Annotated element entries
────────────────────
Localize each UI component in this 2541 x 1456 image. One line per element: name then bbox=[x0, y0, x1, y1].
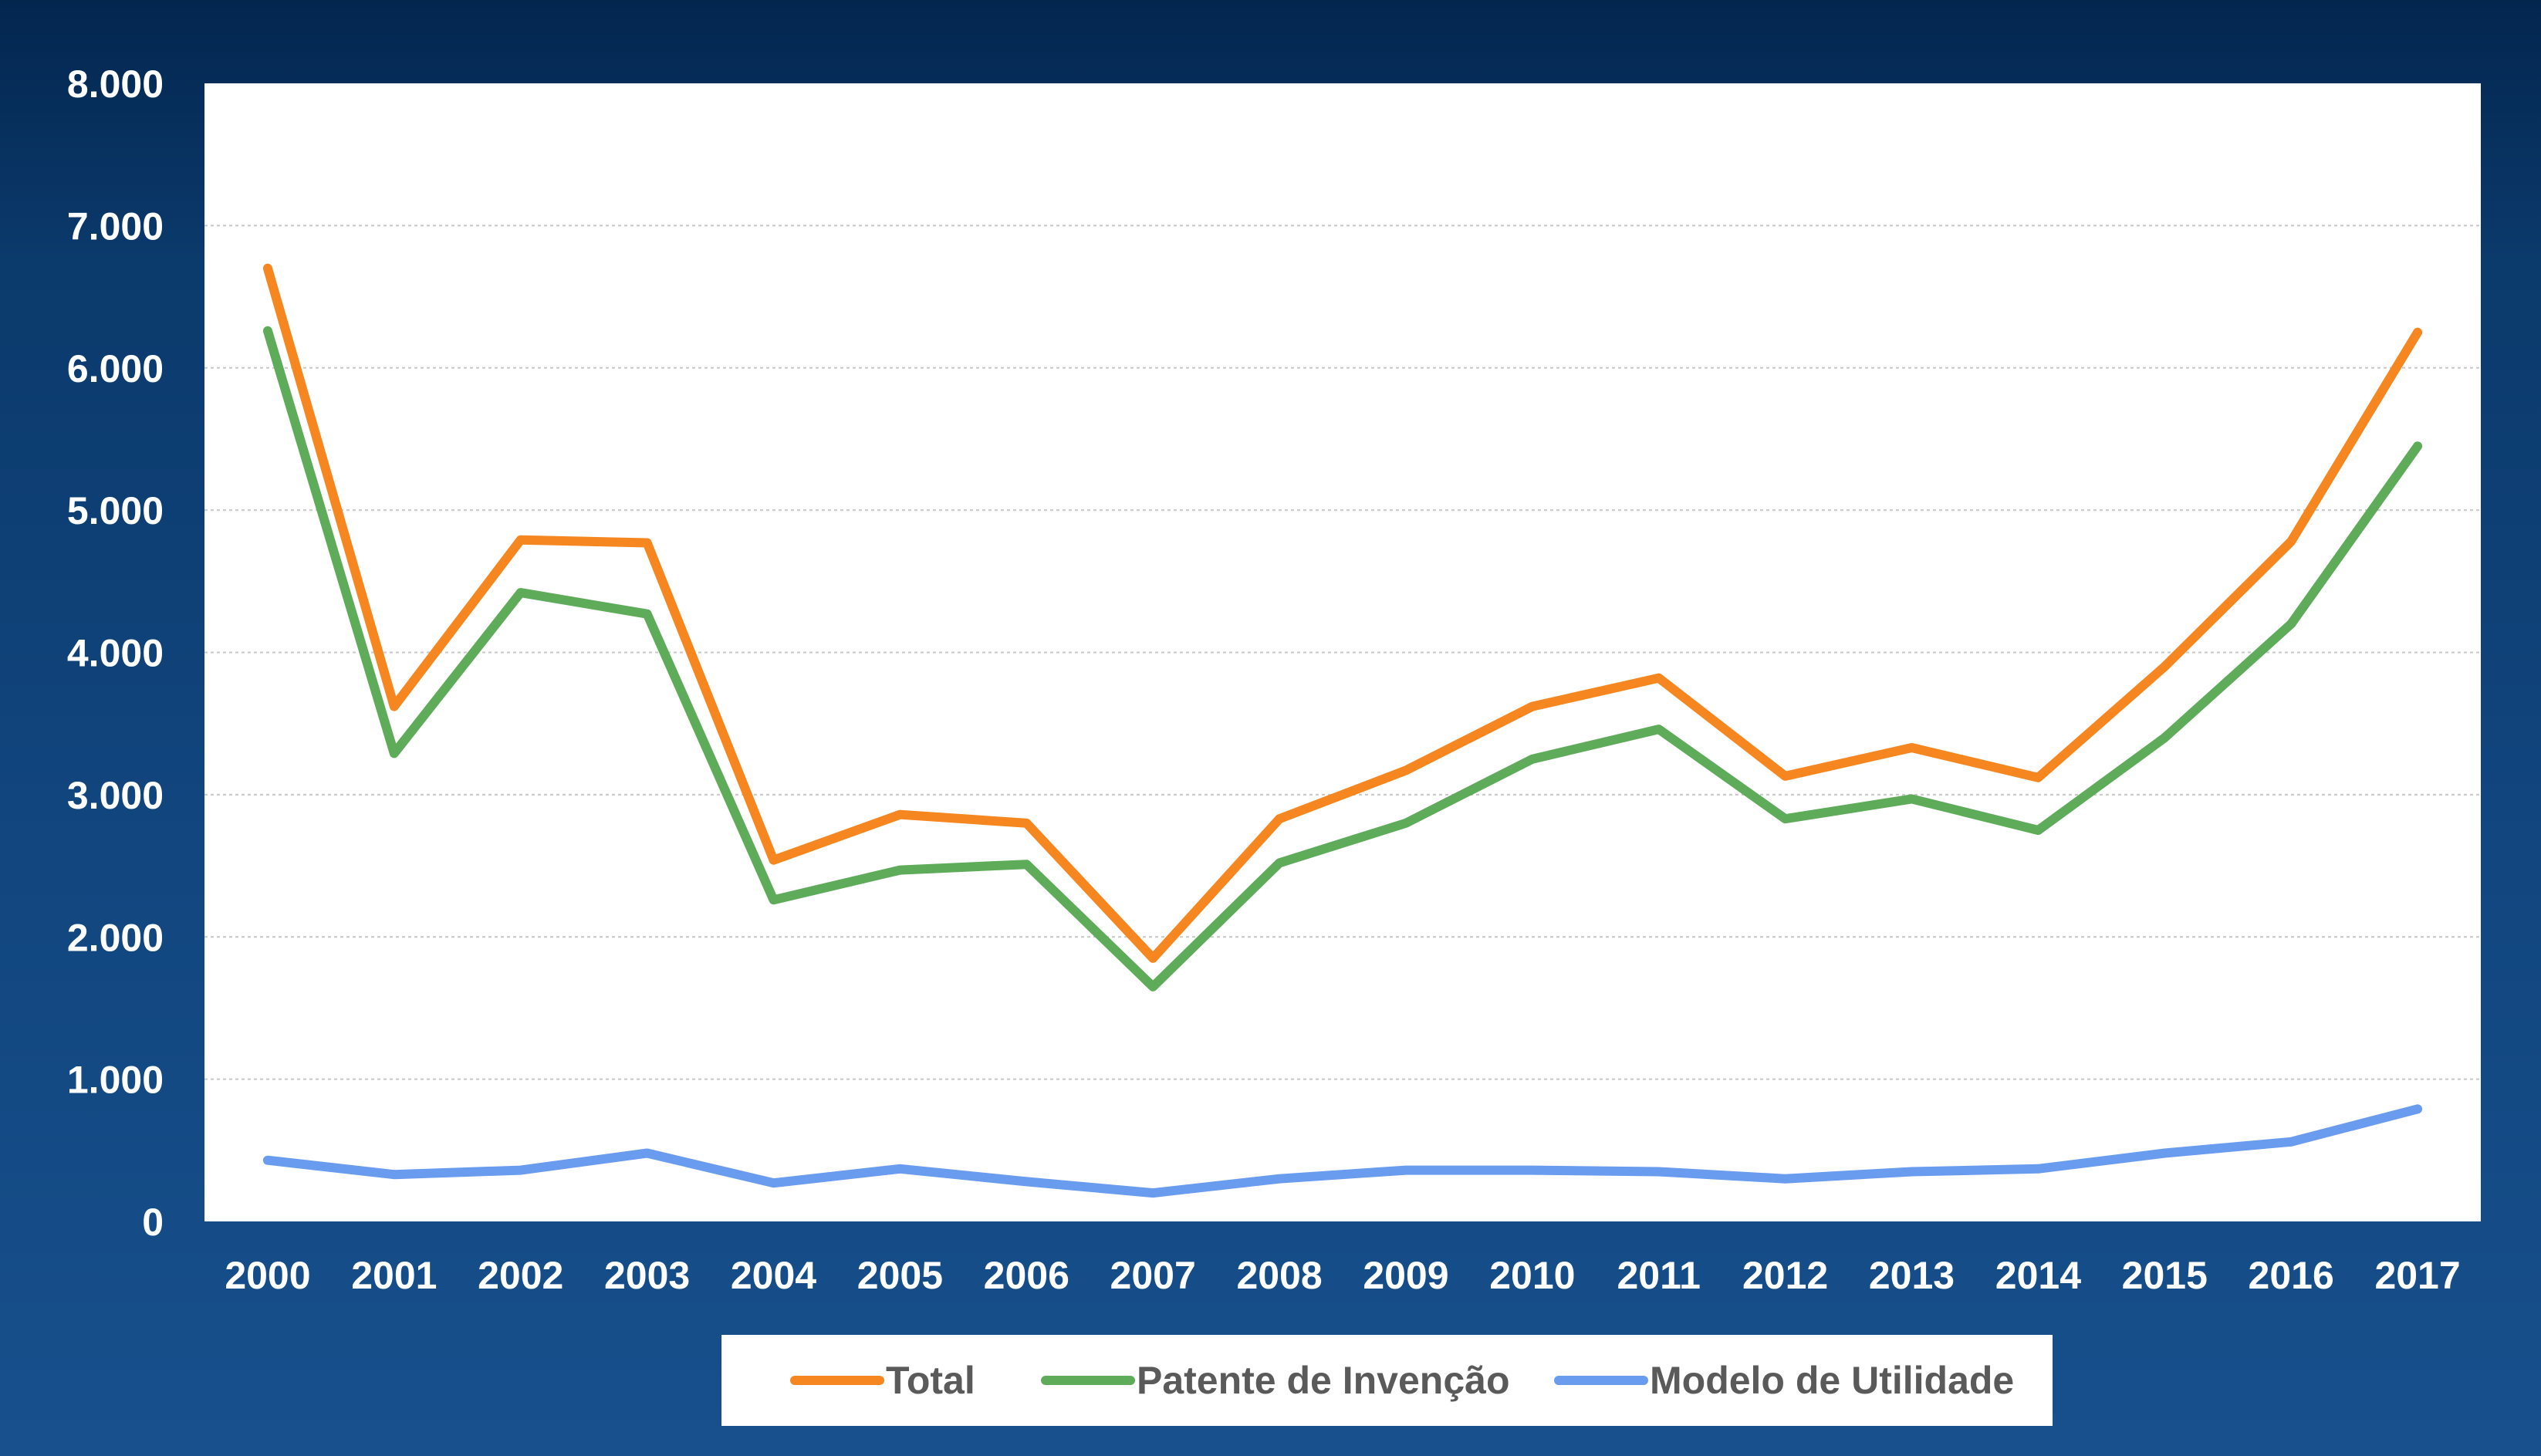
x-tick-label: 2016 bbox=[2249, 1254, 2334, 1297]
x-tick-label: 2008 bbox=[1236, 1254, 1322, 1297]
x-tick-label: 2002 bbox=[478, 1254, 563, 1297]
x-tick-label: 2000 bbox=[225, 1254, 310, 1297]
x-tick-label: 2015 bbox=[2122, 1254, 2208, 1297]
y-tick-label: 8.000 bbox=[67, 62, 164, 106]
x-tick-label: 2004 bbox=[731, 1254, 816, 1297]
x-tick-label: 2017 bbox=[2374, 1254, 2460, 1297]
x-axis-tick-labels: 2000 2001 2002 2003 2004 2005 2006 2007 2008 2009… bbox=[225, 1254, 2460, 1297]
x-tick-label: 2001 bbox=[351, 1254, 437, 1297]
y-tick-label: 0 bbox=[142, 1201, 164, 1244]
y-tick-label: 5.000 bbox=[67, 489, 164, 532]
y-tick-label: 3.000 bbox=[67, 774, 164, 817]
y-tick-label: 6.000 bbox=[67, 347, 164, 390]
y-tick-label: 7.000 bbox=[67, 204, 164, 248]
x-tick-label: 2010 bbox=[1489, 1254, 1575, 1297]
y-tick-label: 2.000 bbox=[67, 916, 164, 959]
x-tick-label: 2013 bbox=[1869, 1254, 1955, 1297]
x-tick-label: 2012 bbox=[1742, 1254, 1828, 1297]
legend-label: Total bbox=[886, 1359, 975, 1402]
x-tick-label: 2009 bbox=[1363, 1254, 1448, 1297]
x-tick-label: 2007 bbox=[1110, 1254, 1196, 1297]
legend-label: Patente de Invenção bbox=[1137, 1359, 1510, 1402]
y-tick-label: 1.000 bbox=[67, 1059, 164, 1102]
x-tick-label: 2003 bbox=[604, 1254, 690, 1297]
x-tick-label: 2005 bbox=[857, 1254, 943, 1297]
x-tick-label: 2006 bbox=[984, 1254, 1069, 1297]
y-tick-label: 4.000 bbox=[67, 632, 164, 675]
legend-label: Modelo de Utilidade bbox=[1650, 1359, 2014, 1402]
x-tick-label: 2011 bbox=[1617, 1254, 1700, 1297]
x-tick-label: 2014 bbox=[1995, 1254, 2081, 1297]
y-axis-tick-labels: 0 1.000 2.000 3.000 4.000 5.000 6.000 7.000 8.00… bbox=[67, 62, 164, 1244]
────────────────────
### Stated task
Reproduce the material above word for word, leaving out the picture.

### Full answer
Localize each UI component in this 2541 x 1456 image. One line per element: name then bbox=[x0, y0, x1, y1].
x-tick-label: 2016 bbox=[2249, 1254, 2334, 1297]
x-tick-label: 2008 bbox=[1236, 1254, 1322, 1297]
x-tick-label: 2002 bbox=[478, 1254, 563, 1297]
x-tick-label: 2000 bbox=[225, 1254, 310, 1297]
x-tick-label: 2015 bbox=[2122, 1254, 2208, 1297]
y-tick-label: 8.000 bbox=[67, 62, 164, 106]
x-tick-label: 2004 bbox=[731, 1254, 816, 1297]
x-tick-label: 2017 bbox=[2374, 1254, 2460, 1297]
x-axis-tick-labels: 2000 2001 2002 2003 2004 2005 2006 2007 2008 2009… bbox=[225, 1254, 2460, 1297]
x-tick-label: 2001 bbox=[351, 1254, 437, 1297]
y-tick-label: 0 bbox=[142, 1201, 164, 1244]
y-tick-label: 5.000 bbox=[67, 489, 164, 532]
y-tick-label: 3.000 bbox=[67, 774, 164, 817]
y-tick-label: 6.000 bbox=[67, 347, 164, 390]
y-tick-label: 7.000 bbox=[67, 204, 164, 248]
x-tick-label: 2010 bbox=[1489, 1254, 1575, 1297]
y-tick-label: 2.000 bbox=[67, 916, 164, 959]
x-tick-label: 2013 bbox=[1869, 1254, 1955, 1297]
x-tick-label: 2012 bbox=[1742, 1254, 1828, 1297]
legend-label: Total bbox=[886, 1359, 975, 1402]
x-tick-label: 2009 bbox=[1363, 1254, 1448, 1297]
x-tick-label: 2007 bbox=[1110, 1254, 1196, 1297]
legend-label: Patente de Invenção bbox=[1137, 1359, 1510, 1402]
y-tick-label: 1.000 bbox=[67, 1059, 164, 1102]
x-tick-label: 2003 bbox=[604, 1254, 690, 1297]
x-tick-label: 2005 bbox=[857, 1254, 943, 1297]
x-tick-label: 2006 bbox=[984, 1254, 1069, 1297]
y-tick-label: 4.000 bbox=[67, 632, 164, 675]
legend-label: Modelo de Utilidade bbox=[1650, 1359, 2014, 1402]
x-tick-label: 2011 bbox=[1617, 1254, 1700, 1297]
x-tick-label: 2014 bbox=[1995, 1254, 2081, 1297]
y-axis-tick-labels: 0 1.000 2.000 3.000 4.000 5.000 6.000 7.000 8.00… bbox=[67, 62, 164, 1244]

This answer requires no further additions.